▸ **WHAT YOU NEED TO DO**
Retype all the records with nothing changed.

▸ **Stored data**

____

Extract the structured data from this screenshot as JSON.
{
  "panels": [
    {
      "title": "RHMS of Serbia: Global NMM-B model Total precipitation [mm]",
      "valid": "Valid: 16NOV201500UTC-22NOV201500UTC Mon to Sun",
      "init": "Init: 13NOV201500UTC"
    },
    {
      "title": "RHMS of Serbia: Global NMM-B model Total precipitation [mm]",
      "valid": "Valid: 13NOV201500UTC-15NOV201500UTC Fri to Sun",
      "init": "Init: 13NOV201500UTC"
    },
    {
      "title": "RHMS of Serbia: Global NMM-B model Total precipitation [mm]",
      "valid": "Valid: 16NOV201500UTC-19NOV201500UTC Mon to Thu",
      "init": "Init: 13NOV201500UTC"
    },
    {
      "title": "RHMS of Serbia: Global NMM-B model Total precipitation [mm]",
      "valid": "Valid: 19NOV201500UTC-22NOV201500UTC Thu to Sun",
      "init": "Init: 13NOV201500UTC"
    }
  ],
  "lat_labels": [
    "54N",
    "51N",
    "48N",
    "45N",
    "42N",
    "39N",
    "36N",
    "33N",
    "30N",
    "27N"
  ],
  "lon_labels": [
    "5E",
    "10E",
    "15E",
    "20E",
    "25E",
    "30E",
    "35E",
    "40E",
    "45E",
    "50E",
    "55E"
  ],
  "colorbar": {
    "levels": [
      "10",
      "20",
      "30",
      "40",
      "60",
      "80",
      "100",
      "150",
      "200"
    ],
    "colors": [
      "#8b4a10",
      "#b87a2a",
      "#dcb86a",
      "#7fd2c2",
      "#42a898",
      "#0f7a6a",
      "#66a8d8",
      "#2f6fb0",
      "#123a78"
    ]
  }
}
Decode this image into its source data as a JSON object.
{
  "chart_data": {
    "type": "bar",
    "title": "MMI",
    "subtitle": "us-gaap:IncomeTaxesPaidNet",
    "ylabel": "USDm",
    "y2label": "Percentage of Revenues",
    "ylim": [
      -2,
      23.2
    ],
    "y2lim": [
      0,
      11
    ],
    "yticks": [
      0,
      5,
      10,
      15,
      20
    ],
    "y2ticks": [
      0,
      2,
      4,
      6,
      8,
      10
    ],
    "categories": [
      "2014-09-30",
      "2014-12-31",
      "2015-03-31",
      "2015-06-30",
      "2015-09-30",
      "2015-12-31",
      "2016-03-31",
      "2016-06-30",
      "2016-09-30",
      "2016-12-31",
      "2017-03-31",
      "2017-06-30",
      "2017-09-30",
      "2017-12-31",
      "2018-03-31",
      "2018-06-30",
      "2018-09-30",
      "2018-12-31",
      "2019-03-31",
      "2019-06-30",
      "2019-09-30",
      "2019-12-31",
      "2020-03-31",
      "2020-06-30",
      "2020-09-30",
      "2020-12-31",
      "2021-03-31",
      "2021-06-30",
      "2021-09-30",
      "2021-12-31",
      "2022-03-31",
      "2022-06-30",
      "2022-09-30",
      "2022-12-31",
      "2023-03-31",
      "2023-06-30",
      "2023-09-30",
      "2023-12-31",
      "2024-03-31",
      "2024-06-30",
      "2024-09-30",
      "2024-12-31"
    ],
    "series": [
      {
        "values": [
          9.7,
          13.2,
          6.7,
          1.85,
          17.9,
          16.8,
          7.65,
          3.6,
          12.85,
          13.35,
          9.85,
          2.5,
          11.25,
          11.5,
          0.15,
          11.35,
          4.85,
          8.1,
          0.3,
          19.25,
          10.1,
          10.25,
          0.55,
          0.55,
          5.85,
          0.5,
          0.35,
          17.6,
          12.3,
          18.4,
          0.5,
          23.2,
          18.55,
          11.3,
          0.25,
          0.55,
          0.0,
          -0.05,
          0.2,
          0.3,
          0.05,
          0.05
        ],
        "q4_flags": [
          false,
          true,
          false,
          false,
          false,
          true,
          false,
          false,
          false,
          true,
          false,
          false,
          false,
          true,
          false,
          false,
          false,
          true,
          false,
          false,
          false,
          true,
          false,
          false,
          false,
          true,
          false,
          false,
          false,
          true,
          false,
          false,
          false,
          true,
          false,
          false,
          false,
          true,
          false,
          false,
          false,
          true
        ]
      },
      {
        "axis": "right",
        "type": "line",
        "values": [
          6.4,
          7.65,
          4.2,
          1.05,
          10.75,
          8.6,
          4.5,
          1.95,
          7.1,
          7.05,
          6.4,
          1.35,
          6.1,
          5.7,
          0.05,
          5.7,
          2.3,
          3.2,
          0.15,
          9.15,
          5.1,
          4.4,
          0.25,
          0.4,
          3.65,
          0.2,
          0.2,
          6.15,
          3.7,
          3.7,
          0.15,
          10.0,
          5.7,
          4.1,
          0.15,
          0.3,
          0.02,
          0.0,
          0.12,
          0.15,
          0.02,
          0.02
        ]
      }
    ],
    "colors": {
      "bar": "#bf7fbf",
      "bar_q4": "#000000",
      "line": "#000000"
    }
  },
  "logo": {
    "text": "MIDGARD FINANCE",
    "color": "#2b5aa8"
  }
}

____

▸ **WRITTEN SOLUTION**
Extract the structured data from this screenshot as JSON.
{
  "panels": [
    {
      "title": "RHMS of Serbia: Global NMM-B model Total precipitation [mm]",
      "valid": "Valid: 16NOV201500UTC-22NOV201500UTC Mon to Sun",
      "init": "Init: 13NOV201500UTC"
    },
    {
      "title": "RHMS of Serbia: Global NMM-B model Total precipitation [mm]",
      "valid": "Valid: 13NOV201500UTC-15NOV201500UTC Fri to Sun",
      "init": "Init: 13NOV201500UTC"
    },
    {
      "title": "RHMS of Serbia: Global NMM-B model Total precipitation [mm]",
      "valid": "Valid: 16NOV201500UTC-19NOV201500UTC Mon to Thu",
      "init": "Init: 13NOV201500UTC"
    },
    {
      "title": "RHMS of Serbia: Global NMM-B model Total precipitation [mm]",
      "valid": "Valid: 19NOV201500UTC-22NOV201500UTC Thu to Sun",
      "init": "Init: 13NOV201500UTC"
    }
  ],
  "lat_labels": [
    "54N",
    "51N",
    "48N",
    "45N",
    "42N",
    "39N",
    "36N",
    "33N",
    "30N",
    "27N"
  ],
  "lon_labels": [
    "5E",
    "10E",
    "15E",
    "20E",
    "25E",
    "30E",
    "35E",
    "40E",
    "45E",
    "50E",
    "55E"
  ],
  "colorbar": {
    "levels": [
      "10",
      "20",
      "30",
      "40",
      "60",
      "80",
      "100",
      "150",
      "200"
    ],
    "colors": [
      "#8b4a10",
      "#b87a2a",
      "#dcb86a",
      "#7fd2c2",
      "#42a898",
      "#0f7a6a",
      "#66a8d8",
      "#2f6fb0",
      "#123a78"
    ]
  }
}
Decode this image into its source data as a JSON object.
{
  "chart_data": {
    "type": "bar",
    "title": "MMI",
    "subtitle": "us-gaap:IncomeTaxesPaidNet",
    "ylabel": "USDm",
    "y2label": "Percentage of Revenues",
    "ylim": [
      -2,
      23.2
    ],
    "y2lim": [
      0,
      11
    ],
    "yticks": [
      0,
      5,
      10,
      15,
      20
    ],
    "y2ticks": [
      0,
      2,
      4,
      6,
      8,
      10
    ],
    "categories": [
      "2014-09-30",
      "2014-12-31",
      "2015-03-31",
      "2015-06-30",
      "2015-09-30",
      "2015-12-31",
      "2016-03-31",
      "2016-06-30",
      "2016-09-30",
      "2016-12-31",
      "2017-03-31",
      "2017-06-30",
      "2017-09-30",
      "2017-12-31",
      "2018-03-31",
      "2018-06-30",
      "2018-09-30",
      "2018-12-31",
      "2019-03-31",
      "2019-06-30",
      "2019-09-30",
      "2019-12-31",
      "2020-03-31",
      "2020-06-30",
      "2020-09-30",
      "2020-12-31",
      "2021-03-31",
      "2021-06-30",
      "2021-09-30",
      "2021-12-31",
      "2022-03-31",
      "2022-06-30",
      "2022-09-30",
      "2022-12-31",
      "2023-03-31",
      "2023-06-30",
      "2023-09-30",
      "2023-12-31",
      "2024-03-31",
      "2024-06-30",
      "2024-09-30",
      "2024-12-31"
    ],
    "series": [
      {
        "values": [
          9.7,
          13.2,
          6.7,
          1.85,
          17.9,
          16.8,
          7.65,
          3.6,
          12.85,
          13.35,
          9.85,
          2.5,
          11.25,
          11.5,
          0.15,
          11.35,
          4.85,
          8.1,
          0.3,
          19.25,
          10.1,
          10.25,
          0.55,
          0.55,
          5.85,
          0.5,
          0.35,
          17.6,
          12.3,
          18.4,
          0.5,
          23.2,
          18.55,
          11.3,
          0.25,
          0.55,
          0.0,
          -0.05,
          0.2,
          0.3,
          0.05,
          0.05
        ],
        "q4_flags": [
          false,
          true,
          false,
          false,
          false,
          true,
          false,
          false,
          false,
          true,
          false,
          false,
          false,
          true,
          false,
          false,
          false,
          true,
          false,
          false,
          false,
          true,
          false,
          false,
          false,
          true,
          false,
          false,
          false,
          true,
          false,
          false,
          false,
          true,
          false,
          false,
          false,
          true,
          false,
          false,
          false,
          true
        ]
      },
      {
        "axis": "right",
        "type": "line",
        "values": [
          6.4,
          7.65,
          4.2,
          1.05,
          10.75,
          8.6,
          4.5,
          1.95,
          7.1,
          7.05,
          6.4,
          1.35,
          6.1,
          5.7,
          0.05,
          5.7,
          2.3,
          3.2,
          0.15,
          9.15,
          5.1,
          4.4,
          0.25,
          0.4,
          3.65,
          0.2,
          0.2,
          6.15,
          3.7,
          3.7,
          0.15,
          10.0,
          5.7,
          4.1,
          0.15,
          0.3,
          0.02,
          0.0,
          0.12,
          0.15,
          0.02,
          0.02
        ]
      }
    ],
    "colors": {
      "bar": "#bf7fbf",
      "bar_q4": "#000000",
      "line": "#000000"
    }
  },
  "logo": {
    "text": "MIDGARD FINANCE",
    "color": "#2b5aa8"
  }
}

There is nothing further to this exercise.